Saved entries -
────────────────

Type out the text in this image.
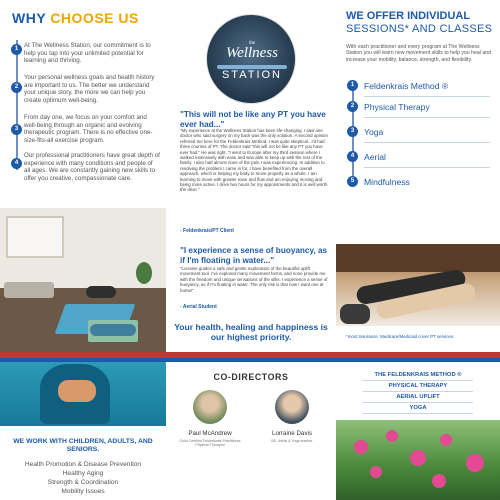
WHY CHOOSE US
1 At The Wellness Station, our commitment is to help you tap into your unlimited potential for learning and thriving.
2
Your personal wellness goals and health history are important to us. The better we understand your unique story, the more we can help you create optimum well-being.
3
From day one, we focus on your comfort and well-being through an organic and evolving therapeutic program. There is no effective one-size-fits-all exercise program.
4
Our professional practitioners have great depth of experience with many conditions and people of all ages. We are constantly gaining new skills to offer you creative, compassionate care.
the
Wellness
STATION
"This will not be like any PT you have ever had..."
"My experience at the Wellness Station has been life-changing. I saw one doctor who said surgery on my back was the only solution. A second opinion referred me here for the Feldenkrais Method. I was quite skeptical...I'd had three courses of PT. The doctor said "this will not be like any PT you have ever had." He was right. "I went to Europe after my third session where I walked extensively with ease and was able to keep up with the rest of the family. I also had almost none of the pain I was experiencing. In addition to resolving the problem I came in for, I have benefited from the overall approach, which is helping my body to move properly as a whole. I am learning to move with greater ease and flow and am enjoying moving and being more active. I drive two hours for my appointments and it is well worth the drive."
- Feldenkrais/PT Client
"I experience a sense of buoyancy, as if I'm floating in water..."
"Lorraine guides a safe and gentle exploration of the beautiful uplift movement tool. I've explored many movement forms, and none provide me with the freedom and unique sensations of the silks. I experience a sense of buoyancy, as if I'm floating in water. The only risk is that now I want one at home!"
- Aerial Student
Your health, healing and happiness is our highest priority.
WE OFFER INDIVIDUAL
SESSIONS* AND CLASSES
With each practitioner and every program at The Wellness Station you will learn new movement skills to help you heal and increase your mobility, balance, strength, and flexibility.
1	Feldenkrais Method ®
2	Physical Therapy
3	Yoga
4	Aerial
5	Mindfulness
*most Insurance, Medicare/Medicaid cover PT services.
WE WORK WITH CHILDREN, ADULTS, AND SENIORS.
Health Promotion & Disease Prevention
Healthy Aging
Strength & Coordination
Mobility Issues
CO-DIRECTORS
Paul McAndrew
Guild Certified Feldenkrais Practitioner Physical Therapist
Lorraine Davis
BS, Aerial & Yoga teacher
THE FELDENKRAIS METHOD ®
PHYSICAL THERAPY
AERIAL UPLIFT
YOGA
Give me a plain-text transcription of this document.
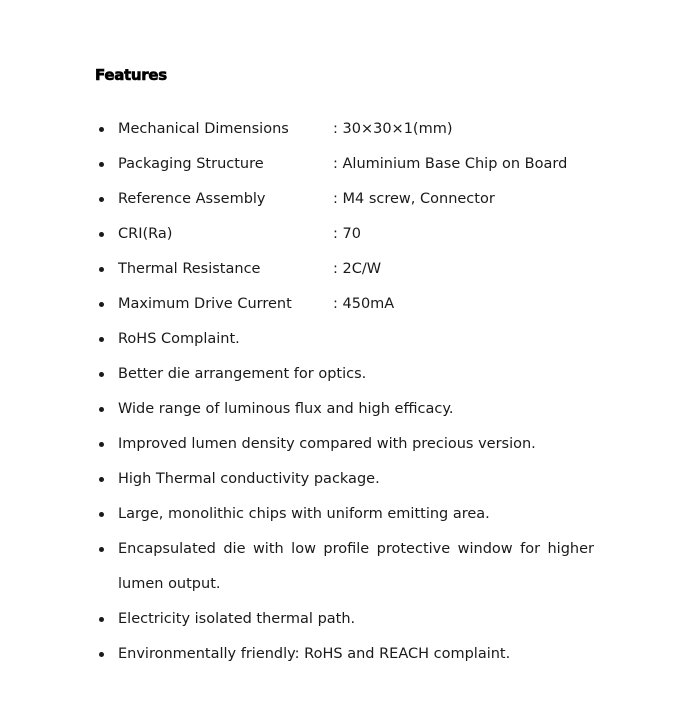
Features
Mechanical Dimensions	: 30×30×1(mm)
Packaging Structure	: Aluminium Base Chip on Board
Reference Assembly	: M4 screw, Connector
CRI(Ra)	: 70
Thermal Resistance	: 2C/W
Maximum Drive Current	: 450mA
RoHS Complaint.
Better die arrangement for optics.
Wide range of luminous flux and high efficacy.
Improved lumen density compared with precious version.
High Thermal conductivity package.
Large, monolithic chips with uniform emitting area.
Encapsulated die with low profile protective window for higher lumen output.
Electricity isolated thermal path.
Environmentally friendly: RoHS and REACH complaint.
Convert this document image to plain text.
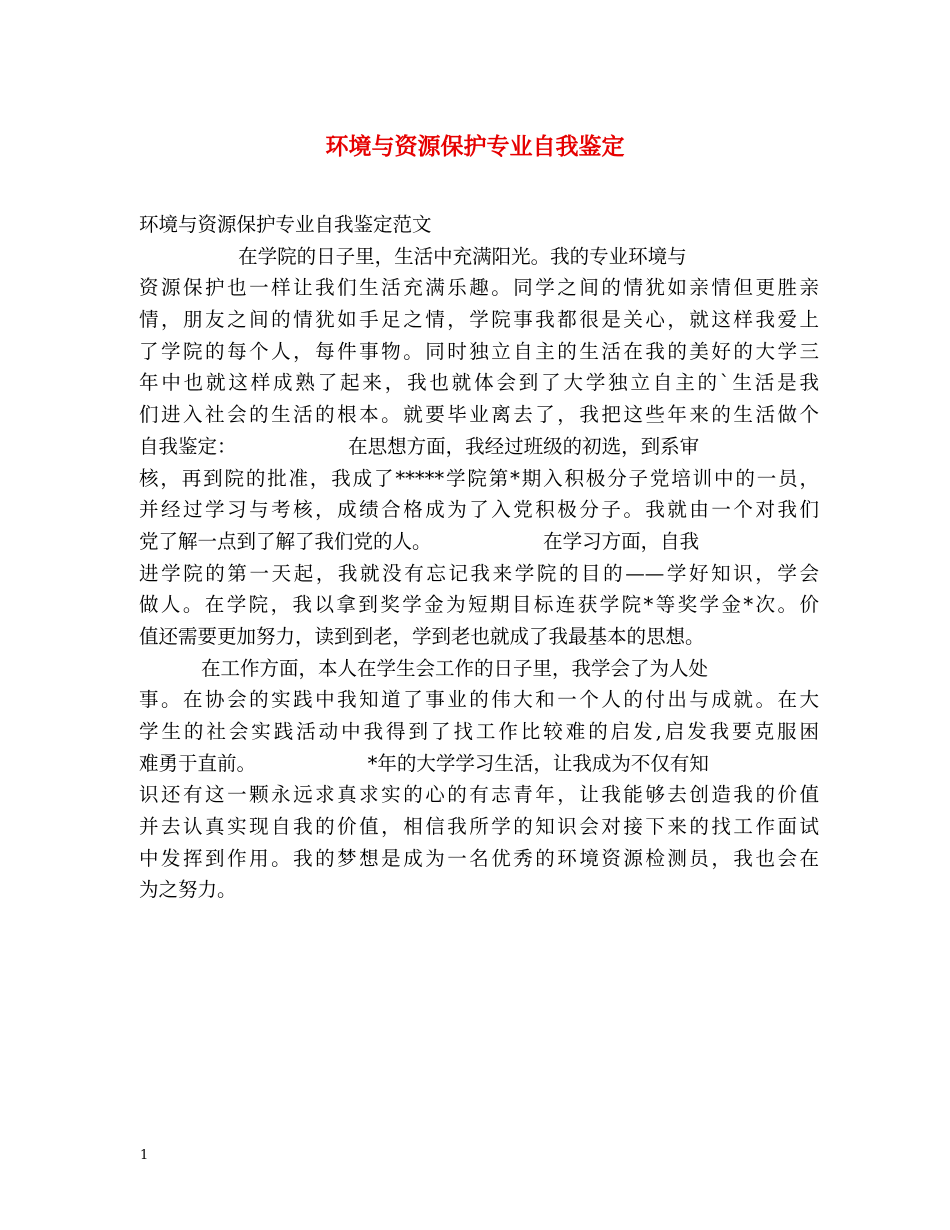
环境与资源保护专业自我鉴定
环境与资源保护专业自我鉴定范文
在学院的日子里，生活中充满阳光。我的专业环境与
资源保护也一样让我们生活充满乐趣。同学之间的情犹如亲情但更胜亲
情，朋友之间的情犹如手足之情，学院事我都很是关心，就这样我爱上
了学院的每个人，每件事物。同时独立自主的生活在我的美好的大学三
年中也就这样成熟了起来，我也就体会到了大学独立自主的`生活是我
们进入社会的生活的根本。就要毕业离去了，我把这些年来的生活做个
自我鉴定：                  在思想方面，我经过班级的初选，到系审
核，再到院的批准，我成了*****学院第*期入积极分子党培训中的一员，
并经过学习与考核，成绩合格成为了入党积极分子。我就由一个对我们
党了解一点到了解了我们党的人。                  在学习方面，自我
进学院的第一天起，我就没有忘记我来学院的目的——学好知识，学会
做人。在学院，我以拿到奖学金为短期目标连获学院*等奖学金*次。价
值还需要更加努力，读到到老，学到老也就成了我最基本的思想。
在工作方面，本人在学生会工作的日子里，我学会了为人处
事。在协会的实践中我知道了事业的伟大和一个人的付出与成就。在大
学生的社会实践活动中我得到了找工作比较难的启发,启发我要克服困
难勇于直前。                  *年的大学学习生活，让我成为不仅有知
识还有这一颗永远求真求实的心的有志青年，让我能够去创造我的价值
并去认真实现自我的价值，相信我所学的知识会对接下来的找工作面试
中发挥到作用。我的梦想是成为一名优秀的环境资源检测员，我也会在
为之努力。
1
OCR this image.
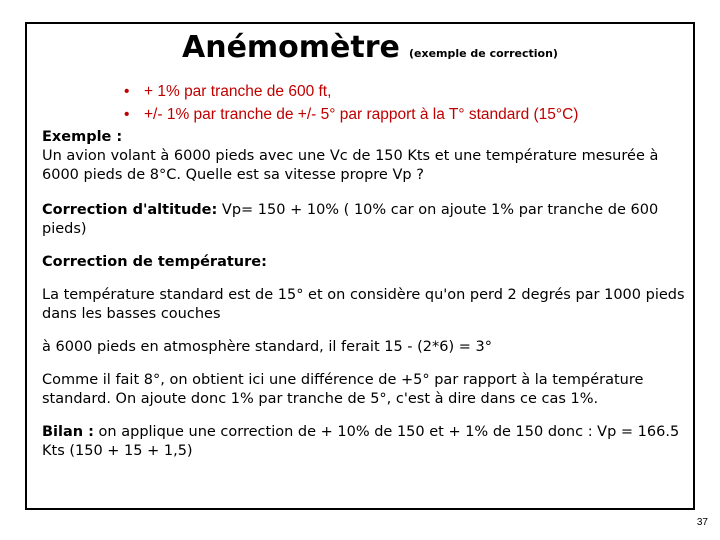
Anémomètre (exemple de correction)
• + 1% par tranche de 600 ft,
• +/- 1% par tranche de +/- 5° par rapport à la T° standard (15°C)

Exemple :

Un avion volant à 6000 pieds avec une Vc de 150 Kts et une température mesurée à 6000 pieds de 8°C. Quelle est sa vitesse propre Vp ?

Correction d'altitude: Vp= 150 + 10% ( 10% car on ajoute 1% par tranche de 600 pieds)

Correction de température:

La température standard est de 15° et on considère qu'on perd 2 degrés par 1000 pieds dans les basses couches

à 6000 pieds en atmosphère standard, il ferait 15 - (2*6) = 3°

Comme il fait 8°, on obtient ici une différence de +5° par rapport à la température standard. On ajoute donc 1% par tranche de 5°, c'est à dire dans ce cas 1%.

Bilan : on applique une correction de + 10% de 150 et + 1% de 150 donc : Vp = 166.5 Kts (150 + 15 + 1,5)

37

────────────────

Exercise details -
Gather up every line in the data above that contains the word "movement", copying each one.

Solved exercise -
"Lorraine guides a safe and gentle exploration of the beautiful uplift movement tool. I've explored many movement forms, and none provide me with the freedom and unique sensations of the silks. I experience a sense of buoyancy, as if I'm floating in water. The only risk is that now I want one at home!"
With each practitioner and every program at The Wellness Station you will learn new movement skills to help you heal and increase your mobility, balance, strength, and flexibility.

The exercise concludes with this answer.